— START Records to use —

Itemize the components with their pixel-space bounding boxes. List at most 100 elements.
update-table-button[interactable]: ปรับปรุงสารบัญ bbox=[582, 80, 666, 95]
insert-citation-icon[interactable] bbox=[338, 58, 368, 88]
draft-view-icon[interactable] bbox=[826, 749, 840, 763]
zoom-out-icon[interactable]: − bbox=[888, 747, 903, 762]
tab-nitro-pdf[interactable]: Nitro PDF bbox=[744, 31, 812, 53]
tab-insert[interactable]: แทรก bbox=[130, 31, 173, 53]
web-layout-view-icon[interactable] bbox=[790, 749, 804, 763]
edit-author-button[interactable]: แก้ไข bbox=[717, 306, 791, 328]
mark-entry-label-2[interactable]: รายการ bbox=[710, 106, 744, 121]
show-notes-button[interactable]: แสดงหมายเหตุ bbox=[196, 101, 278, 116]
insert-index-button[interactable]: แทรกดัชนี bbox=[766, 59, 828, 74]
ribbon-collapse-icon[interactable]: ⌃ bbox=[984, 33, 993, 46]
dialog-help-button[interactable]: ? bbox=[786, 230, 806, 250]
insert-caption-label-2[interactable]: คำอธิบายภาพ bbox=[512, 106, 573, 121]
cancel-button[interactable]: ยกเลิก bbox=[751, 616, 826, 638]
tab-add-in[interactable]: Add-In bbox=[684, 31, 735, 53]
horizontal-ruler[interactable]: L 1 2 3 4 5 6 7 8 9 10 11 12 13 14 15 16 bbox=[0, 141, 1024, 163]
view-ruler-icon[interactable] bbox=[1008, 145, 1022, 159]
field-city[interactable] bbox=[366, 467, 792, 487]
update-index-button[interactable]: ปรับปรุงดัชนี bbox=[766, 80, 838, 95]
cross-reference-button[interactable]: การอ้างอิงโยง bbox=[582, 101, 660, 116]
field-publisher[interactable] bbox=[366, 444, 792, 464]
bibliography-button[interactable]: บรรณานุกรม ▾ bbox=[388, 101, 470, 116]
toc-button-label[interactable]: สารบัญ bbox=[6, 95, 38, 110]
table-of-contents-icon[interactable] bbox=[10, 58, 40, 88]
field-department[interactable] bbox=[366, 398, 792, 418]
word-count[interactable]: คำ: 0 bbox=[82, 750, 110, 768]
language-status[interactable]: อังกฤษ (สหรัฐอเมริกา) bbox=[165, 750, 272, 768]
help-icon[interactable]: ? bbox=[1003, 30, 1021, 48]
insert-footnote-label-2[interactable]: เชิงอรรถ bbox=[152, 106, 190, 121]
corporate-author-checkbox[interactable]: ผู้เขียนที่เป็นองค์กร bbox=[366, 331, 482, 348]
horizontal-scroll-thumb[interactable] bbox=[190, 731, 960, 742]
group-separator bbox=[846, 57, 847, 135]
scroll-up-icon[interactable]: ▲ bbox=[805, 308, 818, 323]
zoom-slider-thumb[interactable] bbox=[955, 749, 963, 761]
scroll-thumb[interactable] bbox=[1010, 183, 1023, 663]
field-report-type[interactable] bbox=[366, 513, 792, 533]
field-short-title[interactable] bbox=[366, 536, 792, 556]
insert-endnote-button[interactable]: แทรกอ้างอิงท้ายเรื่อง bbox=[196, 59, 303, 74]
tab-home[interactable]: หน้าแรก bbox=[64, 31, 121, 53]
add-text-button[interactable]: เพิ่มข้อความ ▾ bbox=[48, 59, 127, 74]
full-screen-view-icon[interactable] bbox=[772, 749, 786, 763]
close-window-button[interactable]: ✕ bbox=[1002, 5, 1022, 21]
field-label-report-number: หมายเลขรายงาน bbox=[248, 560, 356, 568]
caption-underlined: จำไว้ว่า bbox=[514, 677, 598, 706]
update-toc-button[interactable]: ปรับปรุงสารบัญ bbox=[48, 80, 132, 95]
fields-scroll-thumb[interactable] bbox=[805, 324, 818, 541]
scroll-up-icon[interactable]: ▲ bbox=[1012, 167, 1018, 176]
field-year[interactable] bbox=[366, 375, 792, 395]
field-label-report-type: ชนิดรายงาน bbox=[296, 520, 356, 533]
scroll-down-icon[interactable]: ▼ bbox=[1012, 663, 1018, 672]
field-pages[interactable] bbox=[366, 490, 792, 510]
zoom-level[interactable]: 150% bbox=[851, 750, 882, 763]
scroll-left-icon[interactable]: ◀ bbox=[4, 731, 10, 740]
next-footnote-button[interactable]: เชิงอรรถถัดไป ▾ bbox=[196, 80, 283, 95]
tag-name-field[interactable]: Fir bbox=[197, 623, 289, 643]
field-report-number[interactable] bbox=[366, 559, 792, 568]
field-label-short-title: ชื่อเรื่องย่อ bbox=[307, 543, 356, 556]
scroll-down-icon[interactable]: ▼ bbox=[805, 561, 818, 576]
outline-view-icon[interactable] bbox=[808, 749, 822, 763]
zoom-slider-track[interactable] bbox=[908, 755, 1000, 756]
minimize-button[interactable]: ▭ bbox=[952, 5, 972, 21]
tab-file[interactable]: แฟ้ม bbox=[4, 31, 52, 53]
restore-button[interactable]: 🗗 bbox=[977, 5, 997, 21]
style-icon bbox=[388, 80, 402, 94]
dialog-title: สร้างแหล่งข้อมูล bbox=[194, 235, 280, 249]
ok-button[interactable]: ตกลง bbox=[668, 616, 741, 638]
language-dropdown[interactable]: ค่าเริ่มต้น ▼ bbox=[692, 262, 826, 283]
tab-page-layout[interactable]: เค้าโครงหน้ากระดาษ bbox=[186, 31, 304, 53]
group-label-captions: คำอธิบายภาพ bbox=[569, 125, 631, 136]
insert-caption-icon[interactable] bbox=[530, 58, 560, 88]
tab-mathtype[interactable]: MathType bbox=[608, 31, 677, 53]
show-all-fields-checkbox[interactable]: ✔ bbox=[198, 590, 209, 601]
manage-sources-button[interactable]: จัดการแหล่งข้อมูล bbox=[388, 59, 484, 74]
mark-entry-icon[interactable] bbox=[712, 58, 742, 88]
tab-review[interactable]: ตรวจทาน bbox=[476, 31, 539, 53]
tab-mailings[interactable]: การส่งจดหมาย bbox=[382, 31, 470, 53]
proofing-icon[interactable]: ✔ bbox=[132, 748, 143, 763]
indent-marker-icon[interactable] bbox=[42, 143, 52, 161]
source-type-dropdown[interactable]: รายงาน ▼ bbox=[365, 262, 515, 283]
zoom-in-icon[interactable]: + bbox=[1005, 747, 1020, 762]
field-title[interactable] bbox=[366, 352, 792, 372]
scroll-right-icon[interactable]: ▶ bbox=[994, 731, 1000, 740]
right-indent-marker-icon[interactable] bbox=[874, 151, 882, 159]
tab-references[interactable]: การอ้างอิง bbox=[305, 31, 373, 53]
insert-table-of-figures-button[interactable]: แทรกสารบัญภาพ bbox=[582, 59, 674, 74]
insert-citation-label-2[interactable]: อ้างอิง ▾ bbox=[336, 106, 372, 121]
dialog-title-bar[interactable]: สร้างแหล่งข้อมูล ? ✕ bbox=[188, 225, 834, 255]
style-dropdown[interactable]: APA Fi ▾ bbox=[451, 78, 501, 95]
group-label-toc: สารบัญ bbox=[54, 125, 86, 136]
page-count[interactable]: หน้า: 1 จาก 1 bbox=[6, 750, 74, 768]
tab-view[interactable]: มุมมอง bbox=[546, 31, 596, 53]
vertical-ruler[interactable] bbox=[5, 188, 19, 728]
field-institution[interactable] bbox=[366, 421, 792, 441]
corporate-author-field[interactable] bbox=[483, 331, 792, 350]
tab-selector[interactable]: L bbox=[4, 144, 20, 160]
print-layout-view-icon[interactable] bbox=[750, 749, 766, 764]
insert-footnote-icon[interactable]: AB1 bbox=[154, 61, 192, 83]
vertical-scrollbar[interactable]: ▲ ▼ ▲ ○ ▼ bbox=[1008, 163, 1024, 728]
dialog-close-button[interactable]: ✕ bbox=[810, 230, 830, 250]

— END Records to use —

» **Exercise objective**:
Copy out the records from their first line through the line containing "web-layout-view-icon[interactable] bbox=[790, 749, 804, 763]", including both.

» **Output of the exercise**:
Itemize the components with their pixel-space bounding boxes. List at most 100 elements.
update-table-button[interactable]: ปรับปรุงสารบัญ bbox=[582, 80, 666, 95]
insert-citation-icon[interactable] bbox=[338, 58, 368, 88]
draft-view-icon[interactable] bbox=[826, 749, 840, 763]
zoom-out-icon[interactable]: − bbox=[888, 747, 903, 762]
tab-nitro-pdf[interactable]: Nitro PDF bbox=[744, 31, 812, 53]
tab-insert[interactable]: แทรก bbox=[130, 31, 173, 53]
web-layout-view-icon[interactable] bbox=[790, 749, 804, 763]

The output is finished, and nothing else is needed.